Dataset rows about figures
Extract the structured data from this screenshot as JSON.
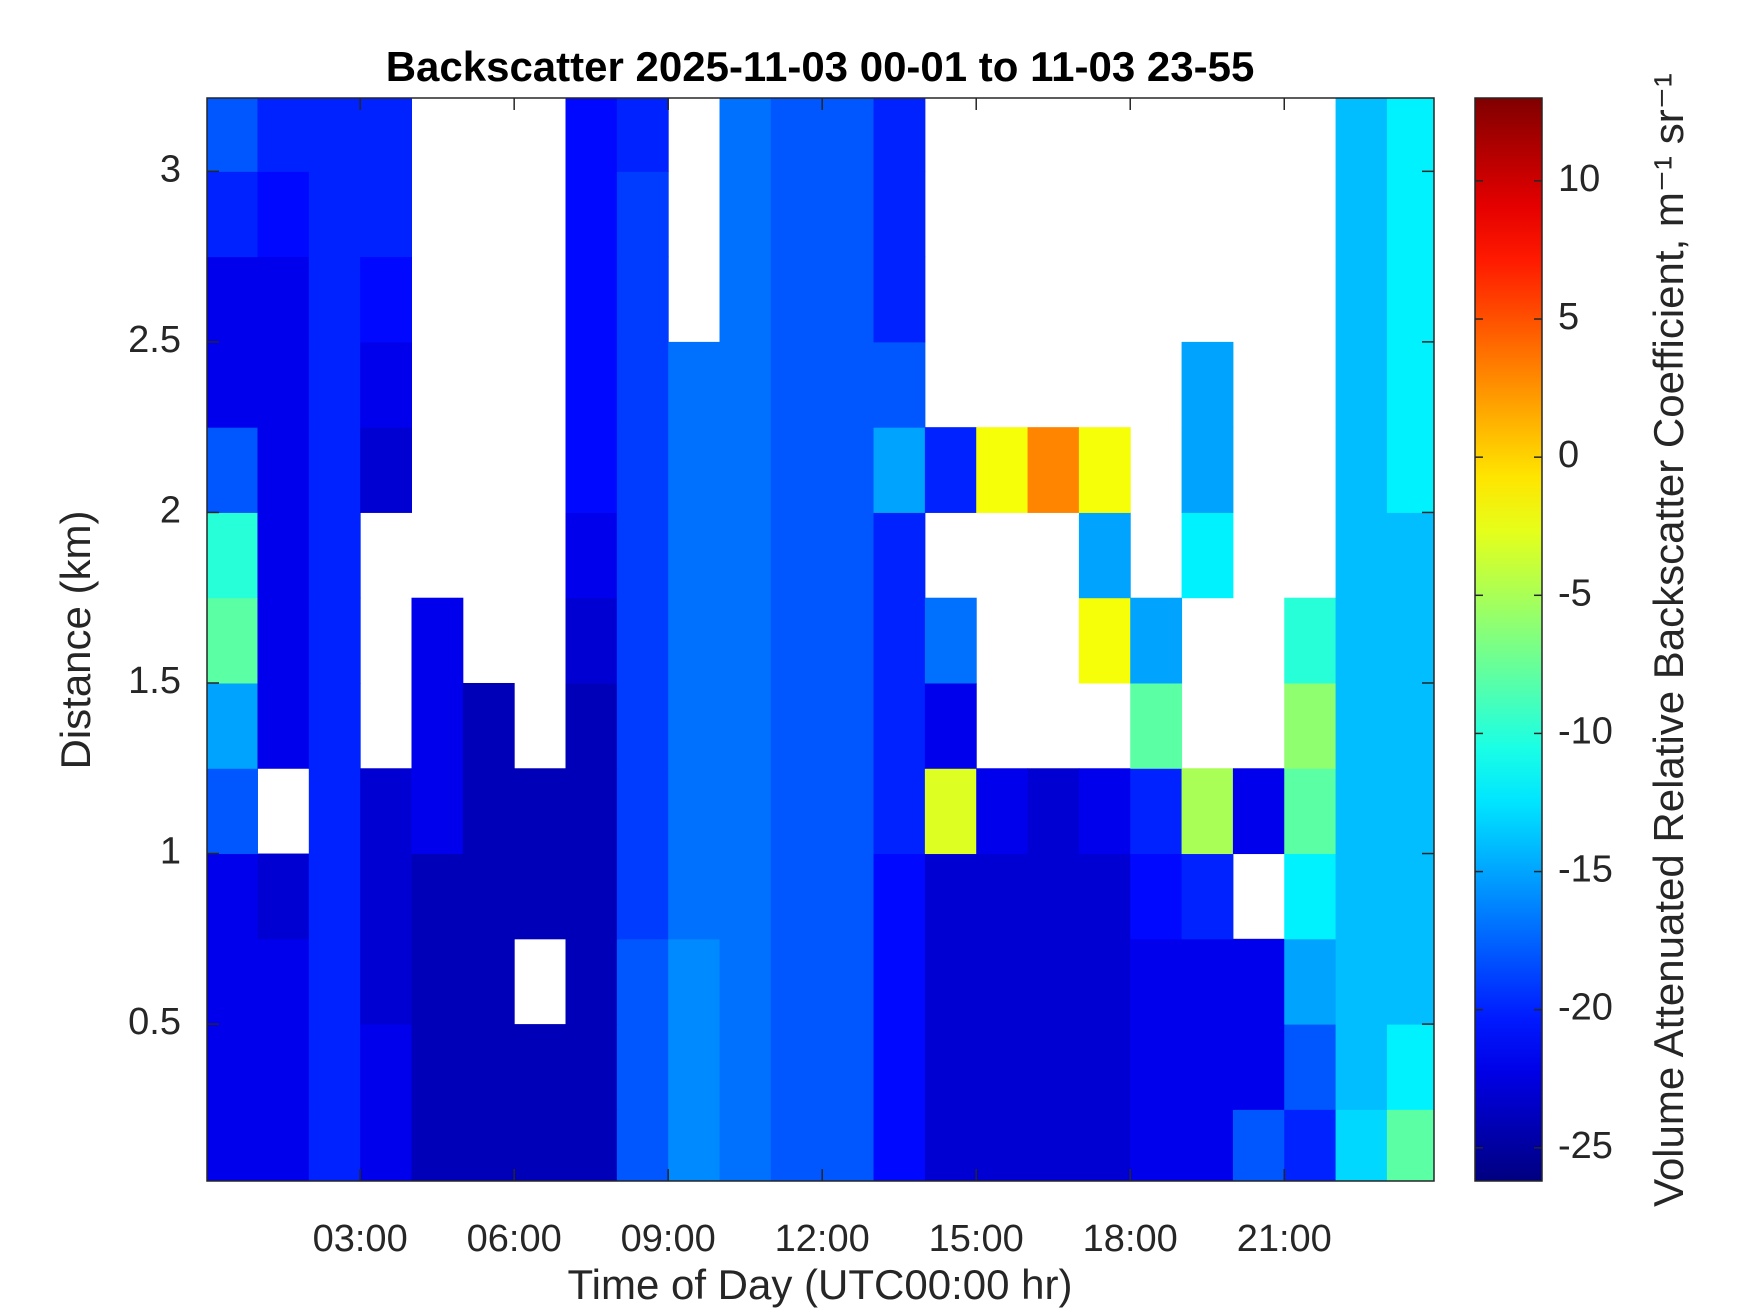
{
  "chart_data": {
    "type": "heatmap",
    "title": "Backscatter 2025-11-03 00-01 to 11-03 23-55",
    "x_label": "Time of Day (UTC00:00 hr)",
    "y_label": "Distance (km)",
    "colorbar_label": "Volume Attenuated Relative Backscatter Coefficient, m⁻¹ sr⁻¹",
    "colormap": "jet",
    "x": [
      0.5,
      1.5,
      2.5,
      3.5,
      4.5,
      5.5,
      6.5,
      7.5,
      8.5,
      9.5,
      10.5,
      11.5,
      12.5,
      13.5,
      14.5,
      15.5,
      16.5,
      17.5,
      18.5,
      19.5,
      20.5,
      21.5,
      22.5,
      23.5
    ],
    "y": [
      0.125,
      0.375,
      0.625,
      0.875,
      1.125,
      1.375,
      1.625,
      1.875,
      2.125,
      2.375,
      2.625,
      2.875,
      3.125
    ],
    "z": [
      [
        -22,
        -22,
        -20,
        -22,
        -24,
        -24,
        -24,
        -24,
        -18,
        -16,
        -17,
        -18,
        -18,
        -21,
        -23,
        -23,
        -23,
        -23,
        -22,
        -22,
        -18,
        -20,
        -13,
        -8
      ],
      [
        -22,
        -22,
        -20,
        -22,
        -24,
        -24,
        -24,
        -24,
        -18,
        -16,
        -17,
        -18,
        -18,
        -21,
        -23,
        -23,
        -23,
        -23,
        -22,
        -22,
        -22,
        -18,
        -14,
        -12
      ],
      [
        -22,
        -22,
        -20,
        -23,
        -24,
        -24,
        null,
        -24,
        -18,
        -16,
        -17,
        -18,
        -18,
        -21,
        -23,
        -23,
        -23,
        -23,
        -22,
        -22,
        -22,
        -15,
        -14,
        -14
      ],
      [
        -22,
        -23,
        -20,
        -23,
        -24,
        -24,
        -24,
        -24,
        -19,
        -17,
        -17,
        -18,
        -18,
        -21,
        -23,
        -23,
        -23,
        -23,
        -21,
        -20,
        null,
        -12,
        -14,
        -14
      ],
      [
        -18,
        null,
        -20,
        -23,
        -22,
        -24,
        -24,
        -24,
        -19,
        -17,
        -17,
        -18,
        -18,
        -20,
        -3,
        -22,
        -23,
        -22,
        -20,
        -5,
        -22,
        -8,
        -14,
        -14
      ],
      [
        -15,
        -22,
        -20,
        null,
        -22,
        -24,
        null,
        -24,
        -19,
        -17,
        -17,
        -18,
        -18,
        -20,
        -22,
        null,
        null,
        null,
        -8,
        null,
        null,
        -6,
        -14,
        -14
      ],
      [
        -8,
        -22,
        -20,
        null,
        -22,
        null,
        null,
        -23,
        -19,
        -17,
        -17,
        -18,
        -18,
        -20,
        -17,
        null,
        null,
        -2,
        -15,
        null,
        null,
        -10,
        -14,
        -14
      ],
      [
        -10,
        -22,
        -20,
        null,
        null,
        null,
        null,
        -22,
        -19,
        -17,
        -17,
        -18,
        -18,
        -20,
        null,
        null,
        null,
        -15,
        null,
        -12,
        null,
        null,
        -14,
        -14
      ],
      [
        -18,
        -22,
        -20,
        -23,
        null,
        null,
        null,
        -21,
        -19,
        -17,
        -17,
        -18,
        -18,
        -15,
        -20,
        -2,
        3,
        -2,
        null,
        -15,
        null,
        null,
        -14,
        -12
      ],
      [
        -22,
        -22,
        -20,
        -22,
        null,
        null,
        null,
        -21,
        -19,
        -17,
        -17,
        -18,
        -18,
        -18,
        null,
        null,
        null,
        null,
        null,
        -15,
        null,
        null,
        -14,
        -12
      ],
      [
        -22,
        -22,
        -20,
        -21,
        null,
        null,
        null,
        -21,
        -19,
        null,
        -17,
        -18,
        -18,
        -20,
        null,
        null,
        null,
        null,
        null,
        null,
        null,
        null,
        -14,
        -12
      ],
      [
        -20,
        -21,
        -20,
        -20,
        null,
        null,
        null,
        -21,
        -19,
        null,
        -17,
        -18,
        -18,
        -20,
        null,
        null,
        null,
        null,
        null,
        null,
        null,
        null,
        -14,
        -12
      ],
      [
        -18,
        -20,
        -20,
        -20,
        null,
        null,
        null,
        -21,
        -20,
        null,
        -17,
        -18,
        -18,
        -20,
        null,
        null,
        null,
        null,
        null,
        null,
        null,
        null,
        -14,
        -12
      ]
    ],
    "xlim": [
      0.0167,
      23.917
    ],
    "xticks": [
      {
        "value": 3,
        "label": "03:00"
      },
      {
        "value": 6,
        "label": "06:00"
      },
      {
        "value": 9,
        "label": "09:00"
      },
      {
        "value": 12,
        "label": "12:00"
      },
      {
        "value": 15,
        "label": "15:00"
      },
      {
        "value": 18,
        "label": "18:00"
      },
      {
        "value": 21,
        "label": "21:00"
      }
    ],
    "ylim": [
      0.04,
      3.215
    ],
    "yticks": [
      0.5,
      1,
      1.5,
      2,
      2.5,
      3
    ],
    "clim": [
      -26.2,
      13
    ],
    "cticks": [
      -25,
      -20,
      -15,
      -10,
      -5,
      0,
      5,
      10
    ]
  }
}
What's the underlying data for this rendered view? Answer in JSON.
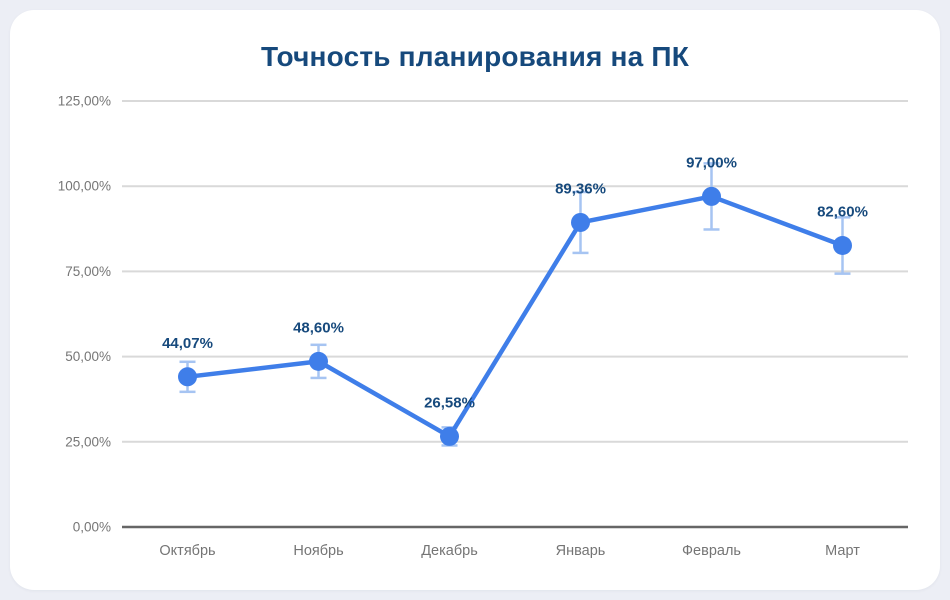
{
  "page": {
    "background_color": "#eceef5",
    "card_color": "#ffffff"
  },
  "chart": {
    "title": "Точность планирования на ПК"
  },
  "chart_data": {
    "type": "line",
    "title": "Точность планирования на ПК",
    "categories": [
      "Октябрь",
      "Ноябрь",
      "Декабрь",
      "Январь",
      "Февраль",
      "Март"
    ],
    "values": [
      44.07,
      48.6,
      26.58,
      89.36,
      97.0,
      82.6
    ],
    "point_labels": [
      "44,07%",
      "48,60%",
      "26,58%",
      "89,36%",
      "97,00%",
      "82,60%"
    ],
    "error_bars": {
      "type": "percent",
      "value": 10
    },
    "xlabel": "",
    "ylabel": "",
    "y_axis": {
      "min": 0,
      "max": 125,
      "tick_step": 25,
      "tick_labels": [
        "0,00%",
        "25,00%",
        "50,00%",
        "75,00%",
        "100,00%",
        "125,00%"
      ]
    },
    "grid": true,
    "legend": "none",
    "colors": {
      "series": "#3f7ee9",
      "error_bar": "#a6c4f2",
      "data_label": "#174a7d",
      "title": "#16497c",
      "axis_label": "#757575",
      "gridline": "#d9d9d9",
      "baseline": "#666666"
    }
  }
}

*What this task involves:*
From the listing, extract all text exactly as given and drop any picture.

*Response below:*
Extract the structured data from this screenshot as JSON.
{
  "chart_data": {
    "type": "heatmap",
    "title": "Backscatter 2025-11-03 00-01 to 11-03 23-55",
    "x_label": "Time of Day (UTC00:00 hr)",
    "y_label": "Distance (km)",
    "colorbar_label": "Volume Attenuated Relative Backscatter Coefficient, m⁻¹ sr⁻¹",
    "colormap": "jet",
    "x": [
      0.5,
      1.5,
      2.5,
      3.5,
      4.5,
      5.5,
      6.5,
      7.5,
      8.5,
      9.5,
      10.5,
      11.5,
      12.5,
      13.5,
      14.5,
      15.5,
      16.5,
      17.5,
      18.5,
      19.5,
      20.5,
      21.5,
      22.5,
      23.5
    ],
    "y": [
      0.125,
      0.375,
      0.625,
      0.875,
      1.125,
      1.375,
      1.625,
      1.875,
      2.125,
      2.375,
      2.625,
      2.875,
      3.125
    ],
    "z": [
      [
        -22,
        -22,
        -20,
        -22,
        -24,
        -24,
        -24,
        -24,
        -18,
        -16,
        -17,
        -18,
        -18,
        -21,
        -23,
        -23,
        -23,
        -23,
        -22,
        -22,
        -18,
        -20,
        -13,
        -8
      ],
      [
        -22,
        -22,
        -20,
        -22,
        -24,
        -24,
        -24,
        -24,
        -18,
        -16,
        -17,
        -18,
        -18,
        -21,
        -23,
        -23,
        -23,
        -23,
        -22,
        -22,
        -22,
        -18,
        -14,
        -12
      ],
      [
        -22,
        -22,
        -20,
        -23,
        -24,
        -24,
        null,
        -24,
        -18,
        -16,
        -17,
        -18,
        -18,
        -21,
        -23,
        -23,
        -23,
        -23,
        -22,
        -22,
        -22,
        -15,
        -14,
        -14
      ],
      [
        -22,
        -23,
        -20,
        -23,
        -24,
        -24,
        -24,
        -24,
        -19,
        -17,
        -17,
        -18,
        -18,
        -21,
        -23,
        -23,
        -23,
        -23,
        -21,
        -20,
        null,
        -12,
        -14,
        -14
      ],
      [
        -18,
        null,
        -20,
        -23,
        -22,
        -24,
        -24,
        -24,
        -19,
        -17,
        -17,
        -18,
        -18,
        -20,
        -3,
        -22,
        -23,
        -22,
        -20,
        -5,
        -22,
        -8,
        -14,
        -14
      ],
      [
        -15,
        -22,
        -20,
        null,
        -22,
        -24,
        null,
        -24,
        -19,
        -17,
        -17,
        -18,
        -18,
        -20,
        -22,
        null,
        null,
        null,
        -8,
        null,
        null,
        -6,
        -14,
        -14
      ],
      [
        -8,
        -22,
        -20,
        null,
        -22,
        null,
        null,
        -23,
        -19,
        -17,
        -17,
        -18,
        -18,
        -20,
        -17,
        null,
        null,
        -2,
        -15,
        null,
        null,
        -10,
        -14,
        -14
      ],
      [
        -10,
        -22,
        -20,
        null,
        null,
        null,
        null,
        -22,
        -19,
        -17,
        -17,
        -18,
        -18,
        -20,
        null,
        null,
        null,
        -15,
        null,
        -12,
        null,
        null,
        -14,
        -14
      ],
      [
        -18,
        -22,
        -20,
        -23,
        null,
        null,
        null,
        -21,
        -19,
        -17,
        -17,
        -18,
        -18,
        -15,
        -20,
        -2,
        3,
        -2,
        null,
        -15,
        null,
        null,
        -14,
        -12
      ],
      [
        -22,
        -22,
        -20,
        -22,
        null,
        null,
        null,
        -21,
        -19,
        -17,
        -17,
        -18,
        -18,
        -18,
        null,
        null,
        null,
        null,
        null,
        -15,
        null,
        null,
        -14,
        -12
      ],
      [
        -22,
        -22,
        -20,
        -21,
        null,
        null,
        null,
        -21,
        -19,
        null,
        -17,
        -18,
        -18,
        -20,
        null,
        null,
        null,
        null,
        null,
        null,
        null,
        null,
        -14,
        -12
      ],
      [
        -20,
        -21,
        -20,
        -20,
        null,
        null,
        null,
        -21,
        -19,
        null,
        -17,
        -18,
        -18,
        -20,
        null,
        null,
        null,
        null,
        null,
        null,
        null,
        null,
        -14,
        -12
      ],
      [
        -18,
        -20,
        -20,
        -20,
        null,
        null,
        null,
        -21,
        -20,
        null,
        -17,
        -18,
        -18,
        -20,
        null,
        null,
        null,
        null,
        null,
        null,
        null,
        null,
        -14,
        -12
      ]
    ],
    "xlim": [
      0.0167,
      23.917
    ],
    "xticks": [
      {
        "value": 3,
        "label": "03:00"
      },
      {
        "value": 6,
        "label": "06:00"
      },
      {
        "value": 9,
        "label": "09:00"
      },
      {
        "value": 12,
        "label": "12:00"
      },
      {
        "value": 15,
        "label": "15:00"
      },
      {
        "value": 18,
        "label": "18:00"
      },
      {
        "value": 21,
        "label": "21:00"
      }
    ],
    "ylim": [
      0.04,
      3.215
    ],
    "yticks": [
      0.5,
      1,
      1.5,
      2,
      2.5,
      3
    ],
    "clim": [
      -26.2,
      13
    ],
    "cticks": [
      -25,
      -20,
      -15,
      -10,
      -5,
      0,
      5,
      10
    ]
  }
}
What's the underlying data for this rendered view? Answer in JSON.
{
  "page": {
    "background_color": "#eceef5",
    "card_color": "#ffffff"
  },
  "chart": {
    "title": "Точность планирования на ПК"
  },
  "chart_data": {
    "type": "line",
    "title": "Точность планирования на ПК",
    "categories": [
      "Октябрь",
      "Ноябрь",
      "Декабрь",
      "Январь",
      "Февраль",
      "Март"
    ],
    "values": [
      44.07,
      48.6,
      26.58,
      89.36,
      97.0,
      82.6
    ],
    "point_labels": [
      "44,07%",
      "48,60%",
      "26,58%",
      "89,36%",
      "97,00%",
      "82,60%"
    ],
    "error_bars": {
      "type": "percent",
      "value": 10
    },
    "xlabel": "",
    "ylabel": "",
    "y_axis": {
      "min": 0,
      "max": 125,
      "tick_step": 25,
      "tick_labels": [
        "0,00%",
        "25,00%",
        "50,00%",
        "75,00%",
        "100,00%",
        "125,00%"
      ]
    },
    "grid": true,
    "legend": "none",
    "colors": {
      "series": "#3f7ee9",
      "error_bar": "#a6c4f2",
      "data_label": "#174a7d",
      "title": "#16497c",
      "axis_label": "#757575",
      "gridline": "#d9d9d9",
      "baseline": "#666666"
    }
  }
}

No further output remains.